## Challenge
Print all the records exactly, please.

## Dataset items
++++++++++++++++++++
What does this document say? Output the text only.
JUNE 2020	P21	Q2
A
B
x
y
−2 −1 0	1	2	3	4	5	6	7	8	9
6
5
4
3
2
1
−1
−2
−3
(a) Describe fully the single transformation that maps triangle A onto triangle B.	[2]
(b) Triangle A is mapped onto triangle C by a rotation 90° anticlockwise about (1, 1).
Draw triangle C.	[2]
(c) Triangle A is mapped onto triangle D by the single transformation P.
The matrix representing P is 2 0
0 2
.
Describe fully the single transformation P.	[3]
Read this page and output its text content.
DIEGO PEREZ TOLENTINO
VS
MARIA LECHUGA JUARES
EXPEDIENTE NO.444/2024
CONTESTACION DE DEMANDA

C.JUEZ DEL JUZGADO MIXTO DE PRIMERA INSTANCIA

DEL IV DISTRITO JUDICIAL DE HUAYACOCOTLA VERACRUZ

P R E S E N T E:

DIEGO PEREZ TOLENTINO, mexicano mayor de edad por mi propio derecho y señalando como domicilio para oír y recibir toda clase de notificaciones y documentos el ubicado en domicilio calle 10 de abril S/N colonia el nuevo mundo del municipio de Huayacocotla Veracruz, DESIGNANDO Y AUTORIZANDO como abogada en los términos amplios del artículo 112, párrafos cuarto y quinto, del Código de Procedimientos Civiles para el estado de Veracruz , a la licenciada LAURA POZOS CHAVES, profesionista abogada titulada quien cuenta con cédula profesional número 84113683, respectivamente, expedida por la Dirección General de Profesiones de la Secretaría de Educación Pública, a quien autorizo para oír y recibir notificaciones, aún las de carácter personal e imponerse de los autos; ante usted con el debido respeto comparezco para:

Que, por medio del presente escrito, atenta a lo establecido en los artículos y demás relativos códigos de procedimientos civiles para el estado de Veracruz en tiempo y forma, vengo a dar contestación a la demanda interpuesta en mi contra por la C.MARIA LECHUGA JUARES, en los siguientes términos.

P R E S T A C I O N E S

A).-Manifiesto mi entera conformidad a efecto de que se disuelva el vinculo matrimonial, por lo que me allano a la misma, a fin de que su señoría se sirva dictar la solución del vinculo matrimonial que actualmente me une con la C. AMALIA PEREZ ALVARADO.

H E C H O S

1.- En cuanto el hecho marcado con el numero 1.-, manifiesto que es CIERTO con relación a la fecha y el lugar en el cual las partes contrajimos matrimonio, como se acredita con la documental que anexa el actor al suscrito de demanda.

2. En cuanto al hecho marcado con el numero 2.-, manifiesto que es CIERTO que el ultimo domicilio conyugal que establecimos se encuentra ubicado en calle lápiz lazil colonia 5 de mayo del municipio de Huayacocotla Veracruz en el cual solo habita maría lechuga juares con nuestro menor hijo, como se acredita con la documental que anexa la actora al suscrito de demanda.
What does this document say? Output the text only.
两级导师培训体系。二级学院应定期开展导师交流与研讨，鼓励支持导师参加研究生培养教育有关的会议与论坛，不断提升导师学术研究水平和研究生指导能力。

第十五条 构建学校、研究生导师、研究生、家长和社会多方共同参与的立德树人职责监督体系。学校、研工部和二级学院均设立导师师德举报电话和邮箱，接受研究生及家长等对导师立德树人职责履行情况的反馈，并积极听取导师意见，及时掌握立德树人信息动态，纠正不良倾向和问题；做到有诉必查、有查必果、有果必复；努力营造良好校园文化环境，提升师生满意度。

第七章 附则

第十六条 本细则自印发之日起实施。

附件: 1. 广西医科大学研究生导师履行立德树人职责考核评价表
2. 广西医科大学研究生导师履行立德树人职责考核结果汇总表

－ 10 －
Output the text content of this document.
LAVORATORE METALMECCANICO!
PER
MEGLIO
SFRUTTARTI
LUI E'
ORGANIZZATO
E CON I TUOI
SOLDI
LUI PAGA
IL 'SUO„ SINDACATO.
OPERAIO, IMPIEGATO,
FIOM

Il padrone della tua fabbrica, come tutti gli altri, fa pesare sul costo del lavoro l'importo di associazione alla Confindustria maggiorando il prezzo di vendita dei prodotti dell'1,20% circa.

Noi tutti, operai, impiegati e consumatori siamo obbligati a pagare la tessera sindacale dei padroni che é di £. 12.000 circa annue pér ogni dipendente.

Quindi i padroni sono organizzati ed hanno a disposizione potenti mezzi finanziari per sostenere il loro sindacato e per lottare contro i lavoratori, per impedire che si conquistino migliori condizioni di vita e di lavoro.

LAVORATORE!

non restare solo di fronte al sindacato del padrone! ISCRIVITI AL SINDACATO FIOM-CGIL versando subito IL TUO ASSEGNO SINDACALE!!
++++++++++++++++++++
## Expected output
What does this document say? Output the text only.
JUNE 2020	P21	Q2
A
B
x
y
−2 −1 0	1	2	3	4	5	6	7	8	9
6
5
4
3
2
1
−1
−2
−3
(a) Describe fully the single transformation that maps triangle A onto triangle B.	[2]
(b) Triangle A is mapped onto triangle C by a rotation 90° anticlockwise about (1, 1).
Draw triangle C.	[2]
(c) Triangle A is mapped onto triangle D by the single transformation P.
The matrix representing P is 2 0
0 2
.
Describe fully the single transformation P.	[3]
Read this page and output its text content.
DIEGO PEREZ TOLENTINO
VS
MARIA LECHUGA JUARES
EXPEDIENTE NO.444/2024
CONTESTACION DE DEMANDA

C.JUEZ DEL JUZGADO MIXTO DE PRIMERA INSTANCIA

DEL IV DISTRITO JUDICIAL DE HUAYACOCOTLA VERACRUZ

P R E S E N T E:

DIEGO PEREZ TOLENTINO, mexicano mayor de edad por mi propio derecho y señalando como domicilio para oír y recibir toda clase de notificaciones y documentos el ubicado en domicilio calle 10 de abril S/N colonia el nuevo mundo del municipio de Huayacocotla Veracruz, DESIGNANDO Y AUTORIZANDO como abogada en los términos amplios del artículo 112, párrafos cuarto y quinto, del Código de Procedimientos Civiles para el estado de Veracruz , a la licenciada LAURA POZOS CHAVES, profesionista abogada titulada quien cuenta con cédula profesional número 84113683, respectivamente, expedida por la Dirección General de Profesiones de la Secretaría de Educación Pública, a quien autorizo para oír y recibir notificaciones, aún las de carácter personal e imponerse de los autos; ante usted con el debido respeto comparezco para:

Que, por medio del presente escrito, atenta a lo establecido en los artículos y demás relativos códigos de procedimientos civiles para el estado de Veracruz en tiempo y forma, vengo a dar contestación a la demanda interpuesta en mi contra por la C.MARIA LECHUGA JUARES, en los siguientes términos.

P R E S T A C I O N E S

A).-Manifiesto mi entera conformidad a efecto de que se disuelva el vinculo matrimonial, por lo que me allano a la misma, a fin de que su señoría se sirva dictar la solución del vinculo matrimonial que actualmente me une con la C. AMALIA PEREZ ALVARADO.

H E C H O S

1.- En cuanto el hecho marcado con el numero 1.-, manifiesto que es CIERTO con relación a la fecha y el lugar en el cual las partes contrajimos matrimonio, como se acredita con la documental que anexa el actor al suscrito de demanda.

2. En cuanto al hecho marcado con el numero 2.-, manifiesto que es CIERTO que el ultimo domicilio conyugal que establecimos se encuentra ubicado en calle lápiz lazil colonia 5 de mayo del municipio de Huayacocotla Veracruz en el cual solo habita maría lechuga juares con nuestro menor hijo, como se acredita con la documental que anexa la actora al suscrito de demanda.
What does this document say? Output the text only.
两级导师培训体系。二级学院应定期开展导师交流与研讨，鼓励支持导师参加研究生培养教育有关的会议与论坛，不断提升导师学术研究水平和研究生指导能力。

第十五条 构建学校、研究生导师、研究生、家长和社会多方共同参与的立德树人职责监督体系。学校、研工部和二级学院均设立导师师德举报电话和邮箱，接受研究生及家长等对导师立德树人职责履行情况的反馈，并积极听取导师意见，及时掌握立德树人信息动态，纠正不良倾向和问题；做到有诉必查、有查必果、有果必复；努力营造良好校园文化环境，提升师生满意度。

第七章 附则

第十六条 本细则自印发之日起实施。

附件: 1. 广西医科大学研究生导师履行立德树人职责考核评价表
2. 广西医科大学研究生导师履行立德树人职责考核结果汇总表

－ 10 －
Output the text content of this document.
LAVORATORE METALMECCANICO!
PER
MEGLIO
SFRUTTARTI
LUI E'
ORGANIZZATO
E CON I TUOI
SOLDI
LUI PAGA
IL 'SUO„ SINDACATO.
OPERAIO, IMPIEGATO,
FIOM

Il padrone della tua fabbrica, come tutti gli altri, fa pesare sul costo del lavoro l'importo di associazione alla Confindustria maggiorando il prezzo di vendita dei prodotti dell'1,20% circa.

Noi tutti, operai, impiegati e consumatori siamo obbligati a pagare la tessera sindacale dei padroni che é di £. 12.000 circa annue pér ogni dipendente.

Quindi i padroni sono organizzati ed hanno a disposizione potenti mezzi finanziari per sostenere il loro sindacato e per lottare contro i lavoratori, per impedire che si conquistino migliori condizioni di vita e di lavoro.

LAVORATORE!

non restare solo di fronte al sindacato del padrone! ISCRIVITI AL SINDACATO FIOM-CGIL versando subito IL TUO ASSEGNO SINDACALE!!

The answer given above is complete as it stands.